:: Material to process ::
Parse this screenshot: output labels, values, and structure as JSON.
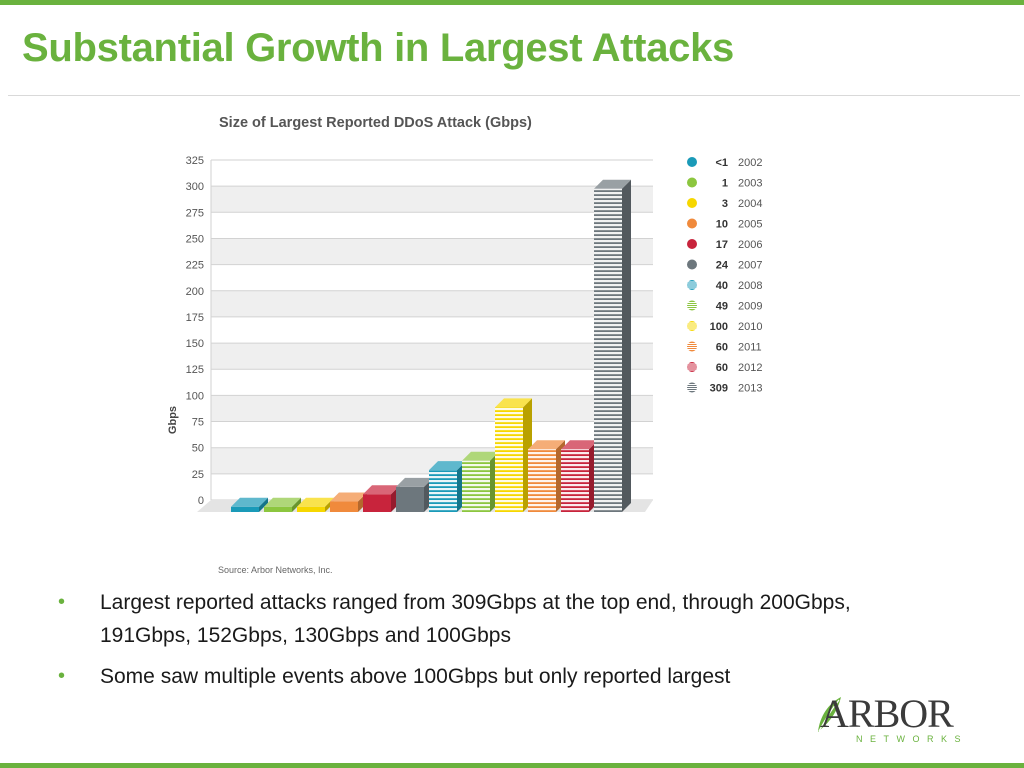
{
  "slide": {
    "title": "Substantial Growth in Largest Attacks",
    "bullets": [
      "Largest reported attacks ranged from 309Gbps at the top end, through 200Gbps, 191Gbps, 152Gbps, 130Gbps and 100Gbps",
      "Some saw multiple events above 100Gbps but only reported largest"
    ],
    "bullet_symbol": "•",
    "logo": {
      "wordmark": "ARBOR",
      "subtext": "NETWORKS"
    }
  },
  "chart_data": {
    "type": "bar",
    "title": "Size of Largest Reported DDoS Attack (Gbps)",
    "xlabel": "",
    "ylabel": "Gbps",
    "ylim": [
      0,
      325
    ],
    "yticks": [
      0,
      25,
      50,
      75,
      100,
      125,
      150,
      175,
      200,
      225,
      250,
      275,
      300,
      325
    ],
    "categories": [
      "2002",
      "2003",
      "2004",
      "2005",
      "2006",
      "2007",
      "2008",
      "2009",
      "2010",
      "2011",
      "2012",
      "2013"
    ],
    "values": [
      0.4,
      1,
      3,
      10,
      17,
      24,
      40,
      49,
      100,
      60,
      60,
      309
    ],
    "value_labels": [
      "<1",
      "1",
      "3",
      "10",
      "17",
      "24",
      "40",
      "49",
      "100",
      "60",
      "60",
      "309"
    ],
    "colors": [
      "#1a9ab8",
      "#8cc63f",
      "#f6d700",
      "#f08a3c",
      "#c8243c",
      "#6d777d",
      "#1a9ab8",
      "#8cc63f",
      "#f6d700",
      "#f08a3c",
      "#c8243c",
      "#6d777d"
    ],
    "striped": [
      false,
      false,
      false,
      false,
      false,
      false,
      true,
      true,
      true,
      true,
      true,
      true
    ],
    "legend": {
      "position": "right",
      "entries": [
        {
          "value": "<1",
          "year": "2002"
        },
        {
          "value": "1",
          "year": "2003"
        },
        {
          "value": "3",
          "year": "2004"
        },
        {
          "value": "10",
          "year": "2005"
        },
        {
          "value": "17",
          "year": "2006"
        },
        {
          "value": "24",
          "year": "2007"
        },
        {
          "value": "40",
          "year": "2008"
        },
        {
          "value": "49",
          "year": "2009"
        },
        {
          "value": "100",
          "year": "2010"
        },
        {
          "value": "60",
          "year": "2011"
        },
        {
          "value": "60",
          "year": "2012"
        },
        {
          "value": "309",
          "year": "2013"
        }
      ]
    },
    "grid": true,
    "source": "Source: Arbor Networks, Inc."
  },
  "colors": {
    "accent": "#6ab23e",
    "text": "#1a1a1a"
  }
}
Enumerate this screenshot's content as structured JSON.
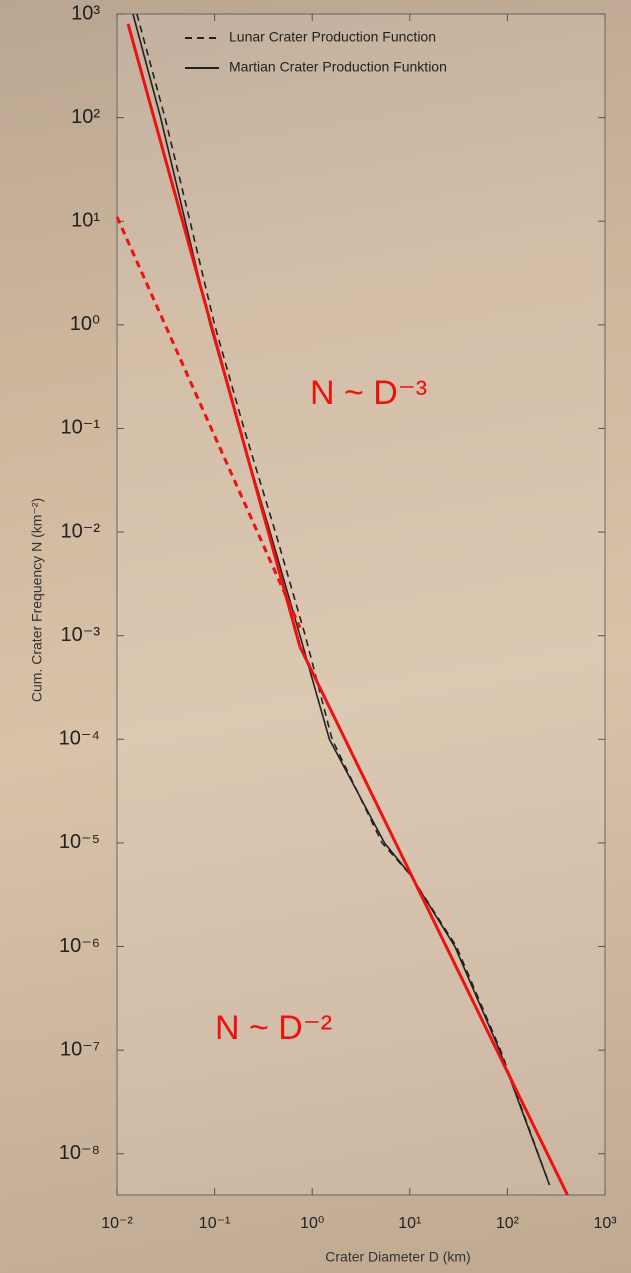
{
  "chart_data": {
    "type": "line",
    "xscale": "log",
    "yscale": "log",
    "xlabel": "Crater Diameter D (km)",
    "ylabel": "Cum. Crater Frequency N (km⁻²)",
    "xlim": [
      0.01,
      1000
    ],
    "ylim": [
      4e-09,
      1000
    ],
    "xticks": [
      {
        "value": 0.01,
        "label": "10⁻²"
      },
      {
        "value": 0.1,
        "label": "10⁻¹"
      },
      {
        "value": 1,
        "label": "10⁰"
      },
      {
        "value": 10,
        "label": "10¹"
      },
      {
        "value": 100,
        "label": "10²"
      },
      {
        "value": 1000,
        "label": "10³"
      }
    ],
    "yticks": [
      {
        "value": 1000,
        "label": "10³"
      },
      {
        "value": 100,
        "label": "10²"
      },
      {
        "value": 10,
        "label": "10¹"
      },
      {
        "value": 1,
        "label": "10⁰"
      },
      {
        "value": 0.1,
        "label": "10⁻¹"
      },
      {
        "value": 0.01,
        "label": "10⁻²"
      },
      {
        "value": 0.001,
        "label": "10⁻³"
      },
      {
        "value": 0.0001,
        "label": "10⁻⁴"
      },
      {
        "value": 1e-05,
        "label": "10⁻⁵"
      },
      {
        "value": 1e-06,
        "label": "10⁻⁶"
      },
      {
        "value": 1e-07,
        "label": "10⁻⁷"
      },
      {
        "value": 1e-08,
        "label": "10⁻⁸"
      }
    ],
    "legend": "top-right",
    "series": [
      {
        "name": "Lunar Crater Production Function",
        "color": "#222222",
        "dash": true,
        "x": [
          0.016,
          0.031,
          0.056,
          0.1,
          0.2,
          0.42,
          0.85,
          1.6,
          5.2,
          10,
          30,
          85,
          270
        ],
        "values": [
          1000,
          100,
          10,
          1,
          0.1,
          0.01,
          0.001,
          0.0001,
          1e-05,
          5e-06,
          1e-06,
          1e-07,
          5e-09
        ]
      },
      {
        "name": "Martian Crater Production Funktion",
        "color": "#222222",
        "dash": false,
        "x": [
          0.0146,
          0.028,
          0.05,
          0.09,
          0.18,
          0.37,
          0.75,
          1.5,
          5.5,
          10,
          29,
          83,
          270
        ],
        "values": [
          1000,
          100,
          10,
          1,
          0.1,
          0.01,
          0.001,
          0.0001,
          1e-05,
          5e-06,
          1e-06,
          1e-07,
          5e-09
        ]
      }
    ],
    "fits": [
      {
        "color": "#ee1111",
        "dash": false,
        "x": [
          0.013,
          0.75
        ],
        "values": [
          800,
          0.00078
        ]
      },
      {
        "color": "#ee1111",
        "dash": false,
        "x": [
          0.75,
          413
        ],
        "values": [
          0.00078,
          4e-09
        ]
      },
      {
        "color": "#ee1111",
        "dash": true,
        "x": [
          0.01,
          0.75
        ],
        "values": [
          11,
          0.0012
        ]
      }
    ],
    "annotations": [
      {
        "text": "N ~ D⁻³",
        "color": "#ee1111"
      },
      {
        "text": "N ~ D⁻²",
        "color": "#ee1111"
      }
    ]
  }
}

:: Instructions to follow ::
Retype the records exactly. Any image in them should not appear in what you write.

:: Answer to this exercise ::
Parse this screenshot: output labels, values, and structure as JSON.
{
  "slide": {
    "title": "Substantial Growth in Largest Attacks",
    "bullets": [
      "Largest reported attacks ranged from 309Gbps at the top end, through 200Gbps, 191Gbps, 152Gbps, 130Gbps and 100Gbps",
      "Some saw multiple events above 100Gbps but only reported largest"
    ],
    "bullet_symbol": "•",
    "logo": {
      "wordmark": "ARBOR",
      "subtext": "NETWORKS"
    }
  },
  "chart_data": {
    "type": "bar",
    "title": "Size of Largest Reported DDoS Attack (Gbps)",
    "xlabel": "",
    "ylabel": "Gbps",
    "ylim": [
      0,
      325
    ],
    "yticks": [
      0,
      25,
      50,
      75,
      100,
      125,
      150,
      175,
      200,
      225,
      250,
      275,
      300,
      325
    ],
    "categories": [
      "2002",
      "2003",
      "2004",
      "2005",
      "2006",
      "2007",
      "2008",
      "2009",
      "2010",
      "2011",
      "2012",
      "2013"
    ],
    "values": [
      0.4,
      1,
      3,
      10,
      17,
      24,
      40,
      49,
      100,
      60,
      60,
      309
    ],
    "value_labels": [
      "<1",
      "1",
      "3",
      "10",
      "17",
      "24",
      "40",
      "49",
      "100",
      "60",
      "60",
      "309"
    ],
    "colors": [
      "#1a9ab8",
      "#8cc63f",
      "#f6d700",
      "#f08a3c",
      "#c8243c",
      "#6d777d",
      "#1a9ab8",
      "#8cc63f",
      "#f6d700",
      "#f08a3c",
      "#c8243c",
      "#6d777d"
    ],
    "striped": [
      false,
      false,
      false,
      false,
      false,
      false,
      true,
      true,
      true,
      true,
      true,
      true
    ],
    "legend": {
      "position": "right",
      "entries": [
        {
          "value": "<1",
          "year": "2002"
        },
        {
          "value": "1",
          "year": "2003"
        },
        {
          "value": "3",
          "year": "2004"
        },
        {
          "value": "10",
          "year": "2005"
        },
        {
          "value": "17",
          "year": "2006"
        },
        {
          "value": "24",
          "year": "2007"
        },
        {
          "value": "40",
          "year": "2008"
        },
        {
          "value": "49",
          "year": "2009"
        },
        {
          "value": "100",
          "year": "2010"
        },
        {
          "value": "60",
          "year": "2011"
        },
        {
          "value": "60",
          "year": "2012"
        },
        {
          "value": "309",
          "year": "2013"
        }
      ]
    },
    "grid": true,
    "source": "Source: Arbor Networks, Inc."
  },
  "colors": {
    "accent": "#6ab23e",
    "text": "#1a1a1a"
  }
}
Enumerate this screenshot's content as structured JSON.
{
  "chart_data": {
    "type": "line",
    "xscale": "log",
    "yscale": "log",
    "xlabel": "Crater Diameter D (km)",
    "ylabel": "Cum. Crater Frequency N (km⁻²)",
    "xlim": [
      0.01,
      1000
    ],
    "ylim": [
      4e-09,
      1000
    ],
    "xticks": [
      {
        "value": 0.01,
        "label": "10⁻²"
      },
      {
        "value": 0.1,
        "label": "10⁻¹"
      },
      {
        "value": 1,
        "label": "10⁰"
      },
      {
        "value": 10,
        "label": "10¹"
      },
      {
        "value": 100,
        "label": "10²"
      },
      {
        "value": 1000,
        "label": "10³"
      }
    ],
    "yticks": [
      {
        "value": 1000,
        "label": "10³"
      },
      {
        "value": 100,
        "label": "10²"
      },
      {
        "value": 10,
        "label": "10¹"
      },
      {
        "value": 1,
        "label": "10⁰"
      },
      {
        "value": 0.1,
        "label": "10⁻¹"
      },
      {
        "value": 0.01,
        "label": "10⁻²"
      },
      {
        "value": 0.001,
        "label": "10⁻³"
      },
      {
        "value": 0.0001,
        "label": "10⁻⁴"
      },
      {
        "value": 1e-05,
        "label": "10⁻⁵"
      },
      {
        "value": 1e-06,
        "label": "10⁻⁶"
      },
      {
        "value": 1e-07,
        "label": "10⁻⁷"
      },
      {
        "value": 1e-08,
        "label": "10⁻⁸"
      }
    ],
    "legend": "top-right",
    "series": [
      {
        "name": "Lunar Crater Production Function",
        "color": "#222222",
        "dash": true,
        "x": [
          0.016,
          0.031,
          0.056,
          0.1,
          0.2,
          0.42,
          0.85,
          1.6,
          5.2,
          10,
          30,
          85,
          270
        ],
        "values": [
          1000,
          100,
          10,
          1,
          0.1,
          0.01,
          0.001,
          0.0001,
          1e-05,
          5e-06,
          1e-06,
          1e-07,
          5e-09
        ]
      },
      {
        "name": "Martian Crater Production Funktion",
        "color": "#222222",
        "dash": false,
        "x": [
          0.0146,
          0.028,
          0.05,
          0.09,
          0.18,
          0.37,
          0.75,
          1.5,
          5.5,
          10,
          29,
          83,
          270
        ],
        "values": [
          1000,
          100,
          10,
          1,
          0.1,
          0.01,
          0.001,
          0.0001,
          1e-05,
          5e-06,
          1e-06,
          1e-07,
          5e-09
        ]
      }
    ],
    "fits": [
      {
        "color": "#ee1111",
        "dash": false,
        "x": [
          0.013,
          0.75
        ],
        "values": [
          800,
          0.00078
        ]
      },
      {
        "color": "#ee1111",
        "dash": false,
        "x": [
          0.75,
          413
        ],
        "values": [
          0.00078,
          4e-09
        ]
      },
      {
        "color": "#ee1111",
        "dash": true,
        "x": [
          0.01,
          0.75
        ],
        "values": [
          11,
          0.0012
        ]
      }
    ],
    "annotations": [
      {
        "text": "N ~ D⁻³",
        "color": "#ee1111"
      },
      {
        "text": "N ~ D⁻²",
        "color": "#ee1111"
      }
    ]
  }
}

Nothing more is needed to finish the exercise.